======== RECORDS TO PROCESS

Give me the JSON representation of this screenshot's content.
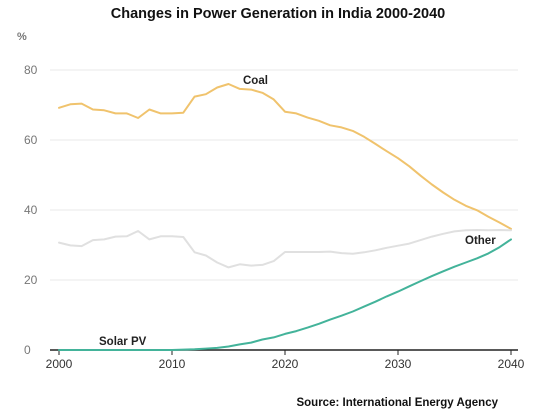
{
  "chart_data": {
    "type": "line",
    "title": "Changes in Power Generation in India 2000-2040",
    "ylabel": "%",
    "xlabel": "",
    "source": "Source: International Energy Agency",
    "xlim": [
      2000,
      2040
    ],
    "ylim": [
      0,
      80
    ],
    "x_ticks": [
      2000,
      2010,
      2020,
      2030,
      2040
    ],
    "y_ticks": [
      0,
      20,
      40,
      60,
      80
    ],
    "grid": "horizontal",
    "series": [
      {
        "name": "Coal",
        "color": "#f0c36d",
        "x": [
          2000,
          2001,
          2002,
          2003,
          2004,
          2005,
          2006,
          2007,
          2008,
          2009,
          2010,
          2011,
          2012,
          2013,
          2014,
          2015,
          2016,
          2017,
          2018,
          2019,
          2020,
          2021,
          2022,
          2023,
          2024,
          2025,
          2026,
          2027,
          2028,
          2029,
          2030,
          2031,
          2032,
          2033,
          2034,
          2035,
          2036,
          2037,
          2038,
          2039,
          2040
        ],
        "values": [
          69.2,
          70.2,
          70.4,
          68.7,
          68.5,
          67.6,
          67.6,
          66.3,
          68.7,
          67.6,
          67.6,
          67.8,
          72.4,
          73.1,
          75.0,
          76.0,
          74.6,
          74.4,
          73.5,
          71.6,
          68.1,
          67.6,
          66.4,
          65.5,
          64.2,
          63.6,
          62.6,
          60.9,
          58.9,
          56.8,
          54.8,
          52.5,
          49.8,
          47.3,
          45.0,
          42.9,
          41.2,
          39.9,
          38.1,
          36.4,
          34.6
        ]
      },
      {
        "name": "Other",
        "color": "#e0e0e0",
        "x": [
          2000,
          2001,
          2002,
          2003,
          2004,
          2005,
          2006,
          2007,
          2008,
          2009,
          2010,
          2011,
          2012,
          2013,
          2014,
          2015,
          2016,
          2017,
          2018,
          2019,
          2020,
          2021,
          2022,
          2023,
          2024,
          2025,
          2026,
          2027,
          2028,
          2029,
          2030,
          2031,
          2032,
          2033,
          2034,
          2035,
          2036,
          2037,
          2038,
          2039,
          2040
        ],
        "values": [
          30.7,
          29.9,
          29.7,
          31.4,
          31.6,
          32.4,
          32.5,
          34.0,
          31.6,
          32.5,
          32.5,
          32.3,
          27.9,
          27.0,
          25.0,
          23.6,
          24.5,
          24.1,
          24.3,
          25.4,
          28.0,
          28.0,
          28.0,
          28.0,
          28.1,
          27.7,
          27.5,
          27.9,
          28.5,
          29.2,
          29.8,
          30.4,
          31.4,
          32.4,
          33.2,
          33.9,
          34.2,
          34.3,
          34.2,
          34.3,
          34.2
        ]
      },
      {
        "name": "Solar PV",
        "color": "#43b39a",
        "x": [
          2000,
          2005,
          2010,
          2011,
          2012,
          2013,
          2014,
          2015,
          2016,
          2017,
          2018,
          2019,
          2020,
          2021,
          2022,
          2023,
          2024,
          2025,
          2026,
          2027,
          2028,
          2029,
          2030,
          2031,
          2032,
          2033,
          2034,
          2035,
          2036,
          2037,
          2038,
          2039,
          2040
        ],
        "values": [
          0.0,
          0.0,
          0.0,
          0.1,
          0.2,
          0.4,
          0.6,
          1.0,
          1.6,
          2.1,
          3.0,
          3.6,
          4.6,
          5.4,
          6.4,
          7.5,
          8.7,
          9.8,
          11.0,
          12.4,
          13.8,
          15.3,
          16.7,
          18.2,
          19.7,
          21.1,
          22.5,
          23.8,
          25.0,
          26.2,
          27.6,
          29.4,
          31.6
        ]
      }
    ]
  }
}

================

* WRITTEN EXERCISE *
Transcribe the records verbatim and omit the images.

* WRITTEN SOLUTION *
Give me the JSON representation of this screenshot's content.
{
  "chart_data": {
    "type": "line",
    "title": "Changes in Power Generation in India 2000-2040",
    "ylabel": "%",
    "xlabel": "",
    "source": "Source: International Energy Agency",
    "xlim": [
      2000,
      2040
    ],
    "ylim": [
      0,
      80
    ],
    "x_ticks": [
      2000,
      2010,
      2020,
      2030,
      2040
    ],
    "y_ticks": [
      0,
      20,
      40,
      60,
      80
    ],
    "grid": "horizontal",
    "series": [
      {
        "name": "Coal",
        "color": "#f0c36d",
        "x": [
          2000,
          2001,
          2002,
          2003,
          2004,
          2005,
          2006,
          2007,
          2008,
          2009,
          2010,
          2011,
          2012,
          2013,
          2014,
          2015,
          2016,
          2017,
          2018,
          2019,
          2020,
          2021,
          2022,
          2023,
          2024,
          2025,
          2026,
          2027,
          2028,
          2029,
          2030,
          2031,
          2032,
          2033,
          2034,
          2035,
          2036,
          2037,
          2038,
          2039,
          2040
        ],
        "values": [
          69.2,
          70.2,
          70.4,
          68.7,
          68.5,
          67.6,
          67.6,
          66.3,
          68.7,
          67.6,
          67.6,
          67.8,
          72.4,
          73.1,
          75.0,
          76.0,
          74.6,
          74.4,
          73.5,
          71.6,
          68.1,
          67.6,
          66.4,
          65.5,
          64.2,
          63.6,
          62.6,
          60.9,
          58.9,
          56.8,
          54.8,
          52.5,
          49.8,
          47.3,
          45.0,
          42.9,
          41.2,
          39.9,
          38.1,
          36.4,
          34.6
        ]
      },
      {
        "name": "Other",
        "color": "#e0e0e0",
        "x": [
          2000,
          2001,
          2002,
          2003,
          2004,
          2005,
          2006,
          2007,
          2008,
          2009,
          2010,
          2011,
          2012,
          2013,
          2014,
          2015,
          2016,
          2017,
          2018,
          2019,
          2020,
          2021,
          2022,
          2023,
          2024,
          2025,
          2026,
          2027,
          2028,
          2029,
          2030,
          2031,
          2032,
          2033,
          2034,
          2035,
          2036,
          2037,
          2038,
          2039,
          2040
        ],
        "values": [
          30.7,
          29.9,
          29.7,
          31.4,
          31.6,
          32.4,
          32.5,
          34.0,
          31.6,
          32.5,
          32.5,
          32.3,
          27.9,
          27.0,
          25.0,
          23.6,
          24.5,
          24.1,
          24.3,
          25.4,
          28.0,
          28.0,
          28.0,
          28.0,
          28.1,
          27.7,
          27.5,
          27.9,
          28.5,
          29.2,
          29.8,
          30.4,
          31.4,
          32.4,
          33.2,
          33.9,
          34.2,
          34.3,
          34.2,
          34.3,
          34.2
        ]
      },
      {
        "name": "Solar PV",
        "color": "#43b39a",
        "x": [
          2000,
          2005,
          2010,
          2011,
          2012,
          2013,
          2014,
          2015,
          2016,
          2017,
          2018,
          2019,
          2020,
          2021,
          2022,
          2023,
          2024,
          2025,
          2026,
          2027,
          2028,
          2029,
          2030,
          2031,
          2032,
          2033,
          2034,
          2035,
          2036,
          2037,
          2038,
          2039,
          2040
        ],
        "values": [
          0.0,
          0.0,
          0.0,
          0.1,
          0.2,
          0.4,
          0.6,
          1.0,
          1.6,
          2.1,
          3.0,
          3.6,
          4.6,
          5.4,
          6.4,
          7.5,
          8.7,
          9.8,
          11.0,
          12.4,
          13.8,
          15.3,
          16.7,
          18.2,
          19.7,
          21.1,
          22.5,
          23.8,
          25.0,
          26.2,
          27.6,
          29.4,
          31.6
        ]
      }
    ]
  }
}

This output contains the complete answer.